The problem:
Retype the full set of records. Keep every character identical.
----- Supplied material -----
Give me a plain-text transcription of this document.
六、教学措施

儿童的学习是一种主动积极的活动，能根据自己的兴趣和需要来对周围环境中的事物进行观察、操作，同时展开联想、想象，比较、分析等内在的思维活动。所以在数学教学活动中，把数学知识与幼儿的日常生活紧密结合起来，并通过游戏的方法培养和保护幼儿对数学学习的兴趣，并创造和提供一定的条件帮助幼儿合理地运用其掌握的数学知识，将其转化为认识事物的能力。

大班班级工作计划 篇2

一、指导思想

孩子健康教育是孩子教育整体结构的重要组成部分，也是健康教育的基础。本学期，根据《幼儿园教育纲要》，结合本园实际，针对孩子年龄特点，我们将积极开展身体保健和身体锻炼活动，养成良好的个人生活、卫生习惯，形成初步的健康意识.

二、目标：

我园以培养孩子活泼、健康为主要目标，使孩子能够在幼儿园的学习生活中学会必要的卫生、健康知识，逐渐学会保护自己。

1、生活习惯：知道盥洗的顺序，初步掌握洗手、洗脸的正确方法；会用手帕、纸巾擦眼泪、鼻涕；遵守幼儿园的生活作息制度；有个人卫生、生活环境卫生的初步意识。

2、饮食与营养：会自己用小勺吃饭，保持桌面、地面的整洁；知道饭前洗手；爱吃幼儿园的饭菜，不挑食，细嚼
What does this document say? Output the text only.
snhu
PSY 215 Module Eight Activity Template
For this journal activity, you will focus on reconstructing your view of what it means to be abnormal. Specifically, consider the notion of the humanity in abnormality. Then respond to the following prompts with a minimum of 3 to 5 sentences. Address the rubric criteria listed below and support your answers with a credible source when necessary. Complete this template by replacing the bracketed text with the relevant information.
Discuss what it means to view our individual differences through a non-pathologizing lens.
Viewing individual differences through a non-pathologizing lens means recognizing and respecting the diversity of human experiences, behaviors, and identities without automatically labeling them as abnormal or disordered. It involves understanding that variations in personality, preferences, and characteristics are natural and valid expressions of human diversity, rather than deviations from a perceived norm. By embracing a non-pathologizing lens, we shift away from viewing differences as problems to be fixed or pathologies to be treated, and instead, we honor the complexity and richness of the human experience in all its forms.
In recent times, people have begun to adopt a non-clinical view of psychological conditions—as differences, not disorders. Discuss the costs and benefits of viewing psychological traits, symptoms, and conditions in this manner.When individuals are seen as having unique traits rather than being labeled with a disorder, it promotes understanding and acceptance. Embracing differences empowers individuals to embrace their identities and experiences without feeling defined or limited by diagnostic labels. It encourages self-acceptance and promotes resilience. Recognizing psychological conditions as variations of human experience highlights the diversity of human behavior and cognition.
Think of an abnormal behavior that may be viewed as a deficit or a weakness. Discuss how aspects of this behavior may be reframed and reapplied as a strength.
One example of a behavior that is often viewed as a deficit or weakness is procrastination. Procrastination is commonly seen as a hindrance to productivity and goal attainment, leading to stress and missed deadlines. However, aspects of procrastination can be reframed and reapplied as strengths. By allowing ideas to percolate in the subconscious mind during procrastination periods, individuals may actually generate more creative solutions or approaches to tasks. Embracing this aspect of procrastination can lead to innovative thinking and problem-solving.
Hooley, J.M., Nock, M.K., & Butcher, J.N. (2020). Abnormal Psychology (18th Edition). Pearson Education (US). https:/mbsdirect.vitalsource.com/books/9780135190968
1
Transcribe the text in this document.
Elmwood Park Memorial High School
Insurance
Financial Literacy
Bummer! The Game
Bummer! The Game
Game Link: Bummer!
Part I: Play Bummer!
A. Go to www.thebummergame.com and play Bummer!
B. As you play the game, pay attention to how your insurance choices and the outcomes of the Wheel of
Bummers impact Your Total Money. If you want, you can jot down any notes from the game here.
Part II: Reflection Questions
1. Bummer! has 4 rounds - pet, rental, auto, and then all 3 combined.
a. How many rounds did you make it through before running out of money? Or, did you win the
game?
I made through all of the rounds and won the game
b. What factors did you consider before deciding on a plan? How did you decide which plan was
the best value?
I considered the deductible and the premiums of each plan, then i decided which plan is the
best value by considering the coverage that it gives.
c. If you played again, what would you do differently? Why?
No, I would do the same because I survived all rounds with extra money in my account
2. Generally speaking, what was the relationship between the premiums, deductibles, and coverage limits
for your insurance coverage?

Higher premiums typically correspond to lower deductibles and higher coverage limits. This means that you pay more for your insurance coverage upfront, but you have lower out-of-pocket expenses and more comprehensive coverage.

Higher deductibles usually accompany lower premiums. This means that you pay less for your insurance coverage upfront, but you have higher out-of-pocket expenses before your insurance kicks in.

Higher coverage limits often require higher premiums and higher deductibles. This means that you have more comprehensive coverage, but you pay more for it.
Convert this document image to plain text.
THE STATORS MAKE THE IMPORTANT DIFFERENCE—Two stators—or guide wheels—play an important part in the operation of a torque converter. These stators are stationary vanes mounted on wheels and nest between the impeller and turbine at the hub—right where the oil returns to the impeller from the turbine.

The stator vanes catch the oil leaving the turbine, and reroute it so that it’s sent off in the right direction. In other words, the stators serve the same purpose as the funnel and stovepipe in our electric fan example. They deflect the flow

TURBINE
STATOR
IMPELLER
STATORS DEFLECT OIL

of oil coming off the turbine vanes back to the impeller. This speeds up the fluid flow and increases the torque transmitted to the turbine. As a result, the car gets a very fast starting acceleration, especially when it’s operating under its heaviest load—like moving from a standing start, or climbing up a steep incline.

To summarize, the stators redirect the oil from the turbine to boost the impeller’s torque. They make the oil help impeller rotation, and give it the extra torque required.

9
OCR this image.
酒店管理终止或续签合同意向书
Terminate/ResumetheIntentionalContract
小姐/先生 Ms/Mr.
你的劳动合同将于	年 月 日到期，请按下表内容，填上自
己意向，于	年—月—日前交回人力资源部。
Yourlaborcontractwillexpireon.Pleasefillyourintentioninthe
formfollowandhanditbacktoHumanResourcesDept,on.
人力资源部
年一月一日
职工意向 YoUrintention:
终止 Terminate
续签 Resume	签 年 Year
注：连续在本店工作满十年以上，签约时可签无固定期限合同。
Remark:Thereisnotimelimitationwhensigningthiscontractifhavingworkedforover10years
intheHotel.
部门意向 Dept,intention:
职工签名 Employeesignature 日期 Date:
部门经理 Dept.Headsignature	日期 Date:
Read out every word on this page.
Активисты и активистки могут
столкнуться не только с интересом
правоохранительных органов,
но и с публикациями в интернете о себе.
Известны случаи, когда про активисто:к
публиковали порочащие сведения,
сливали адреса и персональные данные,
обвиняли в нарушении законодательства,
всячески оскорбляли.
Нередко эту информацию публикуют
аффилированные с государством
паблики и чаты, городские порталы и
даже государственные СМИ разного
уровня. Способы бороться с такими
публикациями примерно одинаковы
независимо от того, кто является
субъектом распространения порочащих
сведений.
-----
Reply to the exercise:
Give me a plain-text transcription of this document.
六、教学措施

儿童的学习是一种主动积极的活动，能根据自己的兴趣和需要来对周围环境中的事物进行观察、操作，同时展开联想、想象，比较、分析等内在的思维活动。所以在数学教学活动中，把数学知识与幼儿的日常生活紧密结合起来，并通过游戏的方法培养和保护幼儿对数学学习的兴趣，并创造和提供一定的条件帮助幼儿合理地运用其掌握的数学知识，将其转化为认识事物的能力。

大班班级工作计划 篇2

一、指导思想

孩子健康教育是孩子教育整体结构的重要组成部分，也是健康教育的基础。本学期，根据《幼儿园教育纲要》，结合本园实际，针对孩子年龄特点，我们将积极开展身体保健和身体锻炼活动，养成良好的个人生活、卫生习惯，形成初步的健康意识.

二、目标：

我园以培养孩子活泼、健康为主要目标，使孩子能够在幼儿园的学习生活中学会必要的卫生、健康知识，逐渐学会保护自己。

1、生活习惯：知道盥洗的顺序，初步掌握洗手、洗脸的正确方法；会用手帕、纸巾擦眼泪、鼻涕；遵守幼儿园的生活作息制度；有个人卫生、生活环境卫生的初步意识。

2、饮食与营养：会自己用小勺吃饭，保持桌面、地面的整洁；知道饭前洗手；爱吃幼儿园的饭菜，不挑食，细嚼
What does this document say? Output the text only.
snhu
PSY 215 Module Eight Activity Template
For this journal activity, you will focus on reconstructing your view of what it means to be abnormal. Specifically, consider the notion of the humanity in abnormality. Then respond to the following prompts with a minimum of 3 to 5 sentences. Address the rubric criteria listed below and support your answers with a credible source when necessary. Complete this template by replacing the bracketed text with the relevant information.
Discuss what it means to view our individual differences through a non-pathologizing lens.
Viewing individual differences through a non-pathologizing lens means recognizing and respecting the diversity of human experiences, behaviors, and identities without automatically labeling them as abnormal or disordered. It involves understanding that variations in personality, preferences, and characteristics are natural and valid expressions of human diversity, rather than deviations from a perceived norm. By embracing a non-pathologizing lens, we shift away from viewing differences as problems to be fixed or pathologies to be treated, and instead, we honor the complexity and richness of the human experience in all its forms.
In recent times, people have begun to adopt a non-clinical view of psychological conditions—as differences, not disorders. Discuss the costs and benefits of viewing psychological traits, symptoms, and conditions in this manner.When individuals are seen as having unique traits rather than being labeled with a disorder, it promotes understanding and acceptance. Embracing differences empowers individuals to embrace their identities and experiences without feeling defined or limited by diagnostic labels. It encourages self-acceptance and promotes resilience. Recognizing psychological conditions as variations of human experience highlights the diversity of human behavior and cognition.
Think of an abnormal behavior that may be viewed as a deficit or a weakness. Discuss how aspects of this behavior may be reframed and reapplied as a strength.
One example of a behavior that is often viewed as a deficit or weakness is procrastination. Procrastination is commonly seen as a hindrance to productivity and goal attainment, leading to stress and missed deadlines. However, aspects of procrastination can be reframed and reapplied as strengths. By allowing ideas to percolate in the subconscious mind during procrastination periods, individuals may actually generate more creative solutions or approaches to tasks. Embracing this aspect of procrastination can lead to innovative thinking and problem-solving.
Hooley, J.M., Nock, M.K., & Butcher, J.N. (2020). Abnormal Psychology (18th Edition). Pearson Education (US). https:/mbsdirect.vitalsource.com/books/9780135190968
1
Transcribe the text in this document.
Elmwood Park Memorial High School
Insurance
Financial Literacy
Bummer! The Game
Bummer! The Game
Game Link: Bummer!
Part I: Play Bummer!
A. Go to www.thebummergame.com and play Bummer!
B. As you play the game, pay attention to how your insurance choices and the outcomes of the Wheel of
Bummers impact Your Total Money. If you want, you can jot down any notes from the game here.
Part II: Reflection Questions
1. Bummer! has 4 rounds - pet, rental, auto, and then all 3 combined.
a. How many rounds did you make it through before running out of money? Or, did you win the
game?
I made through all of the rounds and won the game
b. What factors did you consider before deciding on a plan? How did you decide which plan was
the best value?
I considered the deductible and the premiums of each plan, then i decided which plan is the
best value by considering the coverage that it gives.
c. If you played again, what would you do differently? Why?
No, I would do the same because I survived all rounds with extra money in my account
2. Generally speaking, what was the relationship between the premiums, deductibles, and coverage limits
for your insurance coverage?

Higher premiums typically correspond to lower deductibles and higher coverage limits. This means that you pay more for your insurance coverage upfront, but you have lower out-of-pocket expenses and more comprehensive coverage.

Higher deductibles usually accompany lower premiums. This means that you pay less for your insurance coverage upfront, but you have higher out-of-pocket expenses before your insurance kicks in.

Higher coverage limits often require higher premiums and higher deductibles. This means that you have more comprehensive coverage, but you pay more for it.
Convert this document image to plain text.
THE STATORS MAKE THE IMPORTANT DIFFERENCE—Two stators—or guide wheels—play an important part in the operation of a torque converter. These stators are stationary vanes mounted on wheels and nest between the impeller and turbine at the hub—right where the oil returns to the impeller from the turbine.

The stator vanes catch the oil leaving the turbine, and reroute it so that it’s sent off in the right direction. In other words, the stators serve the same purpose as the funnel and stovepipe in our electric fan example. They deflect the flow

TURBINE
STATOR
IMPELLER
STATORS DEFLECT OIL

of oil coming off the turbine vanes back to the impeller. This speeds up the fluid flow and increases the torque transmitted to the turbine. As a result, the car gets a very fast starting acceleration, especially when it’s operating under its heaviest load—like moving from a standing start, or climbing up a steep incline.

To summarize, the stators redirect the oil from the turbine to boost the impeller’s torque. They make the oil help impeller rotation, and give it the extra torque required.

9
OCR this image.
酒店管理终止或续签合同意向书
Terminate/ResumetheIntentionalContract
小姐/先生 Ms/Mr.
你的劳动合同将于	年 月 日到期，请按下表内容，填上自
己意向，于	年—月—日前交回人力资源部。
Yourlaborcontractwillexpireon.Pleasefillyourintentioninthe
formfollowandhanditbacktoHumanResourcesDept,on.
人力资源部
年一月一日
职工意向 YoUrintention:
终止 Terminate
续签 Resume	签 年 Year
注：连续在本店工作满十年以上，签约时可签无固定期限合同。
Remark:Thereisnotimelimitationwhensigningthiscontractifhavingworkedforover10years
intheHotel.
部门意向 Dept,intention:
职工签名 Employeesignature 日期 Date:
部门经理 Dept.Headsignature	日期 Date:
Read out every word on this page.
Активисты и активистки могут
столкнуться не только с интересом
правоохранительных органов,
но и с публикациями в интернете о себе.
Известны случаи, когда про активисто:к
публиковали порочащие сведения,
сливали адреса и персональные данные,
обвиняли в нарушении законодательства,
всячески оскорбляли.
Нередко эту информацию публикуют
аффилированные с государством
паблики и чаты, городские порталы и
даже государственные СМИ разного
уровня. Способы бороться с такими
публикациями примерно одинаковы
независимо от того, кто является
субъектом распространения порочащих
сведений.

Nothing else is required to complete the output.